◆ EXERCISE REQUIREMENTS ◆
Reproduce the listing below character for character; drop every image.

◆ RECORD SET ◆

_ _ _ _

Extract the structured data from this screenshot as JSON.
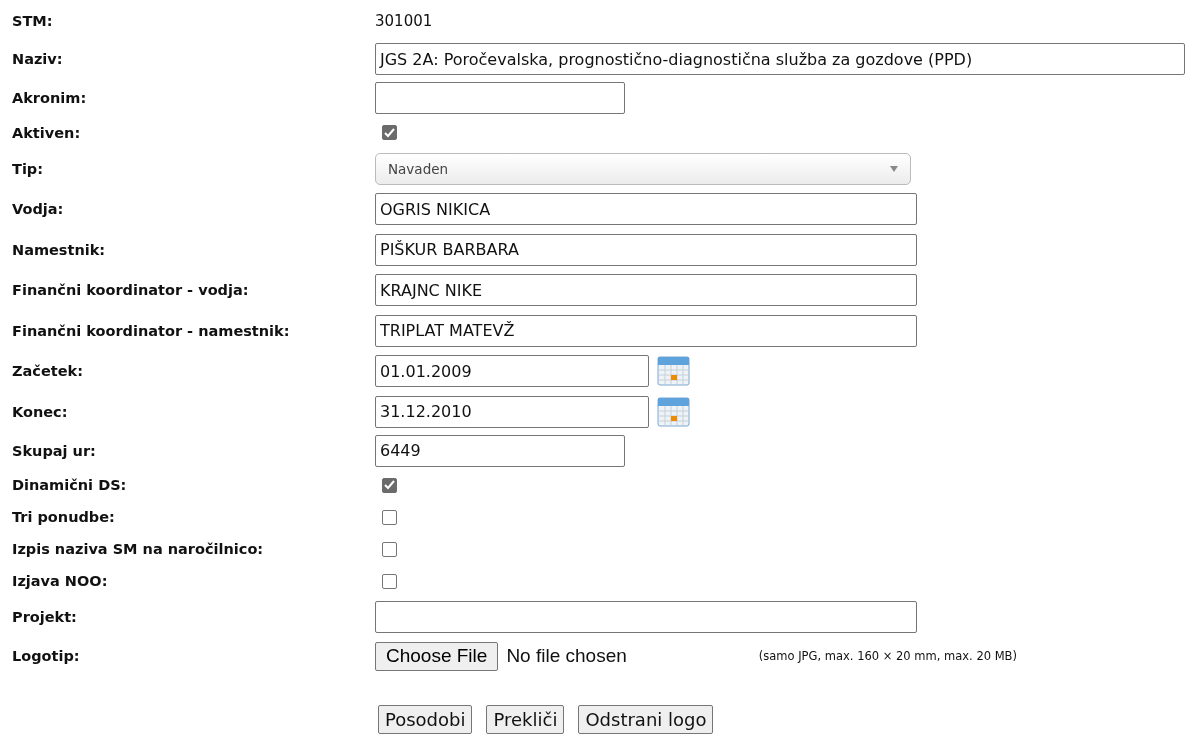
{
  "rows": [
    {
      "kind": "text",
      "label": "STM:",
      "value": "301001"
    },
    {
      "kind": "wide_input",
      "label": "Naziv:",
      "value": "JGS 2A: Poročevalska, prognostično-diagnostična služba za gozdove (PPD)"
    },
    {
      "kind": "short_input",
      "label": "Akronim:"
    },
    {
      "kind": "checkbox",
      "label": "Aktiven:",
      "checked": true
    },
    {
      "kind": "select",
      "label": "Tip:",
      "value": "Navaden"
    },
    {
      "kind": "input",
      "label": "Vodja:",
      "value": "OGRIS NIKICA"
    },
    {
      "kind": "input",
      "label": "Namestnik:",
      "value": "PIŠKUR BARBARA"
    },
    {
      "kind": "input",
      "label": "Finančni koordinator - vodja:",
      "value": "KRAJNC NIKE"
    },
    {
      "kind": "input",
      "label": "Finančni koordinator - namestnik:",
      "value": "TRIPLAT MATEVŽ"
    },
    {
      "kind": "date",
      "label": "Začetek:",
      "value": "01.01.2009"
    },
    {
      "kind": "date",
      "label": "Konec:",
      "value": "31.12.2010"
    },
    {
      "kind": "short_input",
      "label": "Skupaj ur:",
      "value": "6449"
    },
    {
      "kind": "checkbox",
      "label": "Dinamični DS:",
      "checked": true
    },
    {
      "kind": "checkbox",
      "label": "Tri ponudbe:",
      "checked": false
    },
    {
      "kind": "checkbox",
      "label": "Izpis naziva SM na naročilnico:",
      "checked": false
    },
    {
      "kind": "checkbox",
      "label": "Izjava NOO:",
      "checked": false
    },
    {
      "kind": "input",
      "label": "Projekt:"
    },
    {
      "kind": "file",
      "label": "Logotip:",
      "button": "Choose File",
      "status": "No file chosen",
      "hint": "(samo JPG, max. 160 × 20 mm, max. 20 MB)"
    }
  ],
  "buttons": [
    "Posodobi",
    "Prekliči",
    "Odstrani logo"
  ]
}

_ _ _ _

◆ WRITTEN ANSWER ◆
Extract the structured data from this screenshot as JSON.
{
  "rows": [
    {
      "kind": "text",
      "label": "STM:",
      "value": "301001"
    },
    {
      "kind": "wide_input",
      "label": "Naziv:",
      "value": "JGS 2A: Poročevalska, prognostično-diagnostična služba za gozdove (PPD)"
    },
    {
      "kind": "short_input",
      "label": "Akronim:"
    },
    {
      "kind": "checkbox",
      "label": "Aktiven:",
      "checked": true
    },
    {
      "kind": "select",
      "label": "Tip:",
      "value": "Navaden"
    },
    {
      "kind": "input",
      "label": "Vodja:",
      "value": "OGRIS NIKICA"
    },
    {
      "kind": "input",
      "label": "Namestnik:",
      "value": "PIŠKUR BARBARA"
    },
    {
      "kind": "input",
      "label": "Finančni koordinator - vodja:",
      "value": "KRAJNC NIKE"
    },
    {
      "kind": "input",
      "label": "Finančni koordinator - namestnik:",
      "value": "TRIPLAT MATEVŽ"
    },
    {
      "kind": "date",
      "label": "Začetek:",
      "value": "01.01.2009"
    },
    {
      "kind": "date",
      "label": "Konec:",
      "value": "31.12.2010"
    },
    {
      "kind": "short_input",
      "label": "Skupaj ur:",
      "value": "6449"
    },
    {
      "kind": "checkbox",
      "label": "Dinamični DS:",
      "checked": true
    },
    {
      "kind": "checkbox",
      "label": "Tri ponudbe:",
      "checked": false
    },
    {
      "kind": "checkbox",
      "label": "Izpis naziva SM na naročilnico:",
      "checked": false
    },
    {
      "kind": "checkbox",
      "label": "Izjava NOO:",
      "checked": false
    },
    {
      "kind": "input",
      "label": "Projekt:"
    },
    {
      "kind": "file",
      "label": "Logotip:",
      "button": "Choose File",
      "status": "No file chosen",
      "hint": "(samo JPG, max. 160 × 20 mm, max. 20 MB)"
    }
  ],
  "buttons": [
    "Posodobi",
    "Prekliči",
    "Odstrani logo"
  ]
}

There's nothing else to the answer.